STATED TASK:
Reproduce all records exactly.

[Collected data]

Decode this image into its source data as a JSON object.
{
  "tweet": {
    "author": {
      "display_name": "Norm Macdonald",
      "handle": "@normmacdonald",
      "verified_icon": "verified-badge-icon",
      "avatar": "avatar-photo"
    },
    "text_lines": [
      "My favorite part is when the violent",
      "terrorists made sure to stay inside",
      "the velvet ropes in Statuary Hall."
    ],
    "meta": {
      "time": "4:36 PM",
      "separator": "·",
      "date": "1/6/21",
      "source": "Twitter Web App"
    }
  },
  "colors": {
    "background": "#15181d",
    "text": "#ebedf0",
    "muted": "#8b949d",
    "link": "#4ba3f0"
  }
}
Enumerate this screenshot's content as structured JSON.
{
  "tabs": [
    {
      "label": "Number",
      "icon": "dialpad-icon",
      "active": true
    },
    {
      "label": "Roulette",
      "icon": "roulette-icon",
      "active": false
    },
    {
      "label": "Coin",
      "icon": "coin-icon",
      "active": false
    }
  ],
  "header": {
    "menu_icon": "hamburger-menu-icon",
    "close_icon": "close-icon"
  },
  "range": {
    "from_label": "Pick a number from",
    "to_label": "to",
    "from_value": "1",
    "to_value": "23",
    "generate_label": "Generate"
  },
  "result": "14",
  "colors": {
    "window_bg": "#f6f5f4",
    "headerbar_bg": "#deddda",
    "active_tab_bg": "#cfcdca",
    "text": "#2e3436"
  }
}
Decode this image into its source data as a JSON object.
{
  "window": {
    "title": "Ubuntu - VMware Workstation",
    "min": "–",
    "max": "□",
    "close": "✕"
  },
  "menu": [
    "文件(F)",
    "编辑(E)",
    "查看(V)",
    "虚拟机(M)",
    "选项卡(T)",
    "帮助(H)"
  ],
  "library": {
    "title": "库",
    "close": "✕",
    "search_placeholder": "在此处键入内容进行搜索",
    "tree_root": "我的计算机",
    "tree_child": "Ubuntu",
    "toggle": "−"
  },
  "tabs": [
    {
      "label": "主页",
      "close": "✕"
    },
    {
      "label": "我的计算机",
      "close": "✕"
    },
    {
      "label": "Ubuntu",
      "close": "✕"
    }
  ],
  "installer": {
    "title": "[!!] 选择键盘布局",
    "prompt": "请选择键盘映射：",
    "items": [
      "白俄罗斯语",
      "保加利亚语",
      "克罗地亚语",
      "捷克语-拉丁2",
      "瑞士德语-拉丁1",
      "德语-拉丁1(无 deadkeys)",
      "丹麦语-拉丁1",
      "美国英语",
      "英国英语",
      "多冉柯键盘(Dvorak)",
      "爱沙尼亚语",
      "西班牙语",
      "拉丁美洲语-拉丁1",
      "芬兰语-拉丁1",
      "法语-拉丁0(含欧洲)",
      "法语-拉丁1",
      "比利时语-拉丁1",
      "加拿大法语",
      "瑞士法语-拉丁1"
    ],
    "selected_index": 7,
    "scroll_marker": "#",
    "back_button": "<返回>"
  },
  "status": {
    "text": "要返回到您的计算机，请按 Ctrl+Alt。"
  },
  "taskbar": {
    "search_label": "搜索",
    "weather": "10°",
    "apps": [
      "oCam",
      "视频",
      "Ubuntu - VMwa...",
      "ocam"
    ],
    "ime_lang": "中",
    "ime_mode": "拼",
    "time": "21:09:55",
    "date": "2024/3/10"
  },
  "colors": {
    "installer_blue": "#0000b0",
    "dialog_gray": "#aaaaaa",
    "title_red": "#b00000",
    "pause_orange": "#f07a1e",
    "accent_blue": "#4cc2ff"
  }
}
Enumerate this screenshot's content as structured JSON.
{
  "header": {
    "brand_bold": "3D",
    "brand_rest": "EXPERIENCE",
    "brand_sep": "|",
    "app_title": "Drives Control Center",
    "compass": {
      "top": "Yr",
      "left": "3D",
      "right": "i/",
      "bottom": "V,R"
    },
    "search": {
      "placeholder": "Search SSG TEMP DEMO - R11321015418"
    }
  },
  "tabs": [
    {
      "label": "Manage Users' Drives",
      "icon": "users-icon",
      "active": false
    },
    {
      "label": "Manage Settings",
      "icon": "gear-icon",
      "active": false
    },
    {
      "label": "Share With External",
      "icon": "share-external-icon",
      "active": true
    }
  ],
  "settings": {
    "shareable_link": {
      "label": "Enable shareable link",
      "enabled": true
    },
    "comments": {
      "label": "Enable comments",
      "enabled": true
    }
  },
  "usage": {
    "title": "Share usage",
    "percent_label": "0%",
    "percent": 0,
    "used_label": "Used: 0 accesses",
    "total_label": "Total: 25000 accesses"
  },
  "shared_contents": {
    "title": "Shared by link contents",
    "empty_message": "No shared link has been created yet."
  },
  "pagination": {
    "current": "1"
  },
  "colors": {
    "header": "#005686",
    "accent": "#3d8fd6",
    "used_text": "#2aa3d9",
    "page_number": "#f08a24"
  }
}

ANSWER TO THIS TASK:
Decode this image into its source data as a JSON object.
{
  "tweet": {
    "author": {
      "display_name": "Norm Macdonald",
      "handle": "@normmacdonald",
      "verified_icon": "verified-badge-icon",
      "avatar": "avatar-photo"
    },
    "text_lines": [
      "My favorite part is when the violent",
      "terrorists made sure to stay inside",
      "the velvet ropes in Statuary Hall."
    ],
    "meta": {
      "time": "4:36 PM",
      "separator": "·",
      "date": "1/6/21",
      "source": "Twitter Web App"
    }
  },
  "colors": {
    "background": "#15181d",
    "text": "#ebedf0",
    "muted": "#8b949d",
    "link": "#4ba3f0"
  }
}
Enumerate this screenshot's content as structured JSON.
{
  "tabs": [
    {
      "label": "Number",
      "icon": "dialpad-icon",
      "active": true
    },
    {
      "label": "Roulette",
      "icon": "roulette-icon",
      "active": false
    },
    {
      "label": "Coin",
      "icon": "coin-icon",
      "active": false
    }
  ],
  "header": {
    "menu_icon": "hamburger-menu-icon",
    "close_icon": "close-icon"
  },
  "range": {
    "from_label": "Pick a number from",
    "to_label": "to",
    "from_value": "1",
    "to_value": "23",
    "generate_label": "Generate"
  },
  "result": "14",
  "colors": {
    "window_bg": "#f6f5f4",
    "headerbar_bg": "#deddda",
    "active_tab_bg": "#cfcdca",
    "text": "#2e3436"
  }
}
Decode this image into its source data as a JSON object.
{
  "window": {
    "title": "Ubuntu - VMware Workstation",
    "min": "–",
    "max": "□",
    "close": "✕"
  },
  "menu": [
    "文件(F)",
    "编辑(E)",
    "查看(V)",
    "虚拟机(M)",
    "选项卡(T)",
    "帮助(H)"
  ],
  "library": {
    "title": "库",
    "close": "✕",
    "search_placeholder": "在此处键入内容进行搜索",
    "tree_root": "我的计算机",
    "tree_child": "Ubuntu",
    "toggle": "−"
  },
  "tabs": [
    {
      "label": "主页",
      "close": "✕"
    },
    {
      "label": "我的计算机",
      "close": "✕"
    },
    {
      "label": "Ubuntu",
      "close": "✕"
    }
  ],
  "installer": {
    "title": "[!!] 选择键盘布局",
    "prompt": "请选择键盘映射：",
    "items": [
      "白俄罗斯语",
      "保加利亚语",
      "克罗地亚语",
      "捷克语-拉丁2",
      "瑞士德语-拉丁1",
      "德语-拉丁1(无 deadkeys)",
      "丹麦语-拉丁1",
      "美国英语",
      "英国英语",
      "多冉柯键盘(Dvorak)",
      "爱沙尼亚语",
      "西班牙语",
      "拉丁美洲语-拉丁1",
      "芬兰语-拉丁1",
      "法语-拉丁0(含欧洲)",
      "法语-拉丁1",
      "比利时语-拉丁1",
      "加拿大法语",
      "瑞士法语-拉丁1"
    ],
    "selected_index": 7,
    "scroll_marker": "#",
    "back_button": "<返回>"
  },
  "status": {
    "text": "要返回到您的计算机，请按 Ctrl+Alt。"
  },
  "taskbar": {
    "search_label": "搜索",
    "weather": "10°",
    "apps": [
      "oCam",
      "视频",
      "Ubuntu - VMwa...",
      "ocam"
    ],
    "ime_lang": "中",
    "ime_mode": "拼",
    "time": "21:09:55",
    "date": "2024/3/10"
  },
  "colors": {
    "installer_blue": "#0000b0",
    "dialog_gray": "#aaaaaa",
    "title_red": "#b00000",
    "pause_orange": "#f07a1e",
    "accent_blue": "#4cc2ff"
  }
}
Enumerate this screenshot's content as structured JSON.
{
  "header": {
    "brand_bold": "3D",
    "brand_rest": "EXPERIENCE",
    "brand_sep": "|",
    "app_title": "Drives Control Center",
    "compass": {
      "top": "Yr",
      "left": "3D",
      "right": "i/",
      "bottom": "V,R"
    },
    "search": {
      "placeholder": "Search SSG TEMP DEMO - R11321015418"
    }
  },
  "tabs": [
    {
      "label": "Manage Users' Drives",
      "icon": "users-icon",
      "active": false
    },
    {
      "label": "Manage Settings",
      "icon": "gear-icon",
      "active": false
    },
    {
      "label": "Share With External",
      "icon": "share-external-icon",
      "active": true
    }
  ],
  "settings": {
    "shareable_link": {
      "label": "Enable shareable link",
      "enabled": true
    },
    "comments": {
      "label": "Enable comments",
      "enabled": true
    }
  },
  "usage": {
    "title": "Share usage",
    "percent_label": "0%",
    "percent": 0,
    "used_label": "Used: 0 accesses",
    "total_label": "Total: 25000 accesses"
  },
  "shared_contents": {
    "title": "Shared by link contents",
    "empty_message": "No shared link has been created yet."
  },
  "pagination": {
    "current": "1"
  },
  "colors": {
    "header": "#005686",
    "accent": "#3d8fd6",
    "used_text": "#2aa3d9",
    "page_number": "#f08a24"
  }
}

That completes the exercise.